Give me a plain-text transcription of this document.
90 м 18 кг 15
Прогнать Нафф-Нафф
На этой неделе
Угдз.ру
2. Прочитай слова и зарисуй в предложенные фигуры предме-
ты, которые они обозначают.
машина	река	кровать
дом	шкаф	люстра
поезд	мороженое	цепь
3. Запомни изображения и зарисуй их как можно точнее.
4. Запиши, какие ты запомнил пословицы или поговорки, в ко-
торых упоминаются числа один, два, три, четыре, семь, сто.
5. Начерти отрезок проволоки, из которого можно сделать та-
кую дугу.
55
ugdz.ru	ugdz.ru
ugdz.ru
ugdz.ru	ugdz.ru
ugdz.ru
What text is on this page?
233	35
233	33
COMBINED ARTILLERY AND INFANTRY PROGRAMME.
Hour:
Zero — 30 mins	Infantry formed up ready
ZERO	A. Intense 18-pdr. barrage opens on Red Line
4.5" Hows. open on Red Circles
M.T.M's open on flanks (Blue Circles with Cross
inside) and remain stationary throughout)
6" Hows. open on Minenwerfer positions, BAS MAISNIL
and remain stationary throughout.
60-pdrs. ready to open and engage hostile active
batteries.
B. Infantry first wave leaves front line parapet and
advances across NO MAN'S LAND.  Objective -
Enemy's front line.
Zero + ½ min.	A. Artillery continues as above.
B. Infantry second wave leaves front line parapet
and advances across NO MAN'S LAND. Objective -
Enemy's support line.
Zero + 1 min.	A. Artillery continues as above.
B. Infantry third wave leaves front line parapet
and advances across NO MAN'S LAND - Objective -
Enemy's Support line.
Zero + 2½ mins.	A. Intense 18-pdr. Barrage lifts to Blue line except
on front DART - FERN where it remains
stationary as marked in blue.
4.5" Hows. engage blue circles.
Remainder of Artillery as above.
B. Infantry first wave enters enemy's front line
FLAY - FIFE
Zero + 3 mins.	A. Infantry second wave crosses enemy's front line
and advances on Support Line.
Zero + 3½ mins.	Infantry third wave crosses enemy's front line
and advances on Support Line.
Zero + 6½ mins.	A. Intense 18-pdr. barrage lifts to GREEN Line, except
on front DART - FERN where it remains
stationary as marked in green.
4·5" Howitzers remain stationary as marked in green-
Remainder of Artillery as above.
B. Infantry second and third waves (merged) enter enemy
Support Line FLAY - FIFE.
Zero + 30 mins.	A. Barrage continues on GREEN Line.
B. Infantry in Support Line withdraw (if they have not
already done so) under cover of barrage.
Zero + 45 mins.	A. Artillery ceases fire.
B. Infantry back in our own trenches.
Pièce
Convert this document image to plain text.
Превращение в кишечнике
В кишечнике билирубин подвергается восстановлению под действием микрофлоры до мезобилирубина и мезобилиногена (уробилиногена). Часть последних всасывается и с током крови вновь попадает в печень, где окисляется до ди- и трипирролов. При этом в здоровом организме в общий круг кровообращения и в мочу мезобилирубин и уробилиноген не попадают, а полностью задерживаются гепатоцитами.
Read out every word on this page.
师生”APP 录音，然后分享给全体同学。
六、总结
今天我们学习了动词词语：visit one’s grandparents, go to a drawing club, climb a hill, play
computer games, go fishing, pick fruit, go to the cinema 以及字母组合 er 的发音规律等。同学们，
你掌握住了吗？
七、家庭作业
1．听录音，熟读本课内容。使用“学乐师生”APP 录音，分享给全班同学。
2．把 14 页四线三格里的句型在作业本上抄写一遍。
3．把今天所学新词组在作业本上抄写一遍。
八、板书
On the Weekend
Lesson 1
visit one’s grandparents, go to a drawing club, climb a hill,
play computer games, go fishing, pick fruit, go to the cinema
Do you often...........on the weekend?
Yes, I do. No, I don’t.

=======

● WRITTEN REQUEST:
Using the data above, repeat every line exactly.

● WRITTEN SOLUTION:
Give me a plain-text transcription of this document.
90 м 18 кг 15
Прогнать Нафф-Нафф
На этой неделе
Угдз.ру
2. Прочитай слова и зарисуй в предложенные фигуры предме-
ты, которые они обозначают.
машина	река	кровать
дом	шкаф	люстра
поезд	мороженое	цепь
3. Запомни изображения и зарисуй их как можно точнее.
4. Запиши, какие ты запомнил пословицы или поговорки, в ко-
торых упоминаются числа один, два, три, четыре, семь, сто.
5. Начерти отрезок проволоки, из которого можно сделать та-
кую дугу.
55
ugdz.ru	ugdz.ru
ugdz.ru
ugdz.ru	ugdz.ru
ugdz.ru
What text is on this page?
233	35
233	33
COMBINED ARTILLERY AND INFANTRY PROGRAMME.
Hour:
Zero — 30 mins	Infantry formed up ready
ZERO	A. Intense 18-pdr. barrage opens on Red Line
4.5" Hows. open on Red Circles
M.T.M's open on flanks (Blue Circles with Cross
inside) and remain stationary throughout)
6" Hows. open on Minenwerfer positions, BAS MAISNIL
and remain stationary throughout.
60-pdrs. ready to open and engage hostile active
batteries.
B. Infantry first wave leaves front line parapet and
advances across NO MAN'S LAND.  Objective -
Enemy's front line.
Zero + ½ min.	A. Artillery continues as above.
B. Infantry second wave leaves front line parapet
and advances across NO MAN'S LAND. Objective -
Enemy's support line.
Zero + 1 min.	A. Artillery continues as above.
B. Infantry third wave leaves front line parapet
and advances across NO MAN'S LAND - Objective -
Enemy's Support line.
Zero + 2½ mins.	A. Intense 18-pdr. Barrage lifts to Blue line except
on front DART - FERN where it remains
stationary as marked in blue.
4.5" Hows. engage blue circles.
Remainder of Artillery as above.
B. Infantry first wave enters enemy's front line
FLAY - FIFE
Zero + 3 mins.	A. Infantry second wave crosses enemy's front line
and advances on Support Line.
Zero + 3½ mins.	Infantry third wave crosses enemy's front line
and advances on Support Line.
Zero + 6½ mins.	A. Intense 18-pdr. barrage lifts to GREEN Line, except
on front DART - FERN where it remains
stationary as marked in green.
4·5" Howitzers remain stationary as marked in green-
Remainder of Artillery as above.
B. Infantry second and third waves (merged) enter enemy
Support Line FLAY - FIFE.
Zero + 30 mins.	A. Barrage continues on GREEN Line.
B. Infantry in Support Line withdraw (if they have not
already done so) under cover of barrage.
Zero + 45 mins.	A. Artillery ceases fire.
B. Infantry back in our own trenches.
Pièce
Convert this document image to plain text.
Превращение в кишечнике
В кишечнике билирубин подвергается восстановлению под действием микрофлоры до мезобилирубина и мезобилиногена (уробилиногена). Часть последних всасывается и с током крови вновь попадает в печень, где окисляется до ди- и трипирролов. При этом в здоровом организме в общий круг кровообращения и в мочу мезобилирубин и уробилиноген не попадают, а полностью задерживаются гепатоцитами.
Read out every word on this page.
师生”APP 录音，然后分享给全体同学。
六、总结
今天我们学习了动词词语：visit one’s grandparents, go to a drawing club, climb a hill, play
computer games, go fishing, pick fruit, go to the cinema 以及字母组合 er 的发音规律等。同学们，
你掌握住了吗？
七、家庭作业
1．听录音，熟读本课内容。使用“学乐师生”APP 录音，分享给全班同学。
2．把 14 页四线三格里的句型在作业本上抄写一遍。
3．把今天所学新词组在作业本上抄写一遍。
八、板书
On the Weekend
Lesson 1
visit one’s grandparents, go to a drawing club, climb a hill,
play computer games, go fishing, pick fruit, go to the cinema
Do you often...........on the weekend?
Yes, I do. No, I don’t.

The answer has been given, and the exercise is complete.